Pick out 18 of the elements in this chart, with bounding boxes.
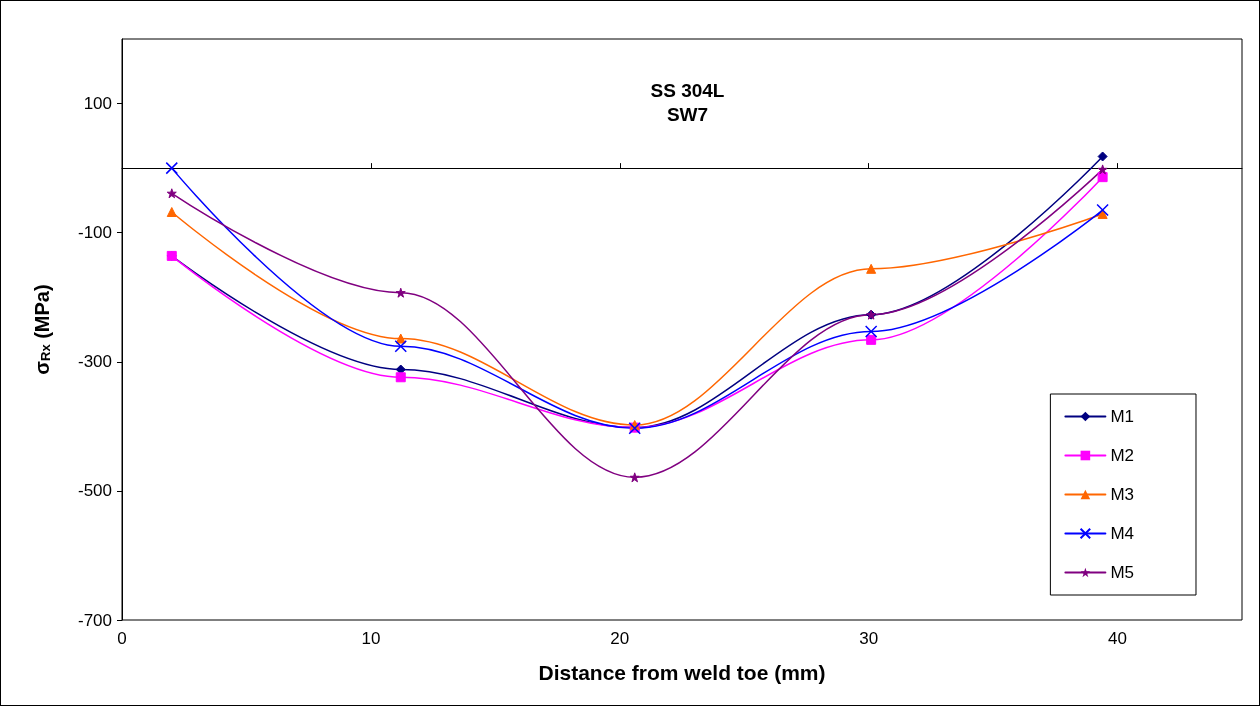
x-tick-label: 10: [361, 629, 381, 648]
legend-label: M5: [1110, 563, 1135, 582]
x-tick-label: 0: [117, 629, 127, 648]
text: SS 304L SW7: [650, 79, 725, 125]
y-axis-title: σRx (MPa): [31, 284, 53, 375]
legend-label: M1: [1110, 407, 1135, 426]
y-tick-label: -300: [77, 352, 112, 372]
y-tick-label: -100: [77, 223, 112, 243]
y-tick-label: 100: [83, 94, 112, 114]
x-axis-title: Distance from weld toe (mm): [538, 661, 826, 684]
legend-label: M3: [1110, 485, 1135, 504]
legend-label: M4: [1110, 524, 1135, 543]
y-tick-label: -700: [77, 610, 112, 630]
x-tick-label: 30: [859, 629, 879, 648]
legend-label: M2: [1110, 446, 1135, 465]
x-tick-label: 40: [1108, 629, 1128, 648]
y-tick-label: -500: [77, 481, 112, 501]
x-tick-label: 20: [610, 629, 630, 648]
+++
**REQUIREMENT**
Rewrite the data above with "weld toe" changed to "weld root" and everything else kept the same. Leave out the picture.

**TASK ANSWER**
Pick out 18 of the elements in this chart, with bounding boxes.
x-tick-label: 10: [361, 629, 381, 648]
legend-label: M5: [1110, 563, 1135, 582]
x-tick-label: 0: [117, 629, 127, 648]
text: SS 304L SW7: [650, 79, 725, 125]
y-axis-title: σRx (MPa): [31, 284, 53, 375]
legend-label: M1: [1110, 407, 1135, 426]
y-tick-label: -300: [77, 352, 112, 372]
y-tick-label: -100: [77, 223, 112, 243]
y-tick-label: 100: [83, 94, 112, 114]
x-axis-title: Distance from weld root (mm): [538, 661, 826, 684]
legend-label: M3: [1110, 485, 1135, 504]
legend-label: M4: [1110, 524, 1135, 543]
y-tick-label: -700: [77, 610, 112, 630]
x-tick-label: 30: [859, 629, 879, 648]
legend-label: M2: [1110, 446, 1135, 465]
x-tick-label: 40: [1108, 629, 1128, 648]
y-tick-label: -500: [77, 481, 112, 501]
x-tick-label: 20: [610, 629, 630, 648]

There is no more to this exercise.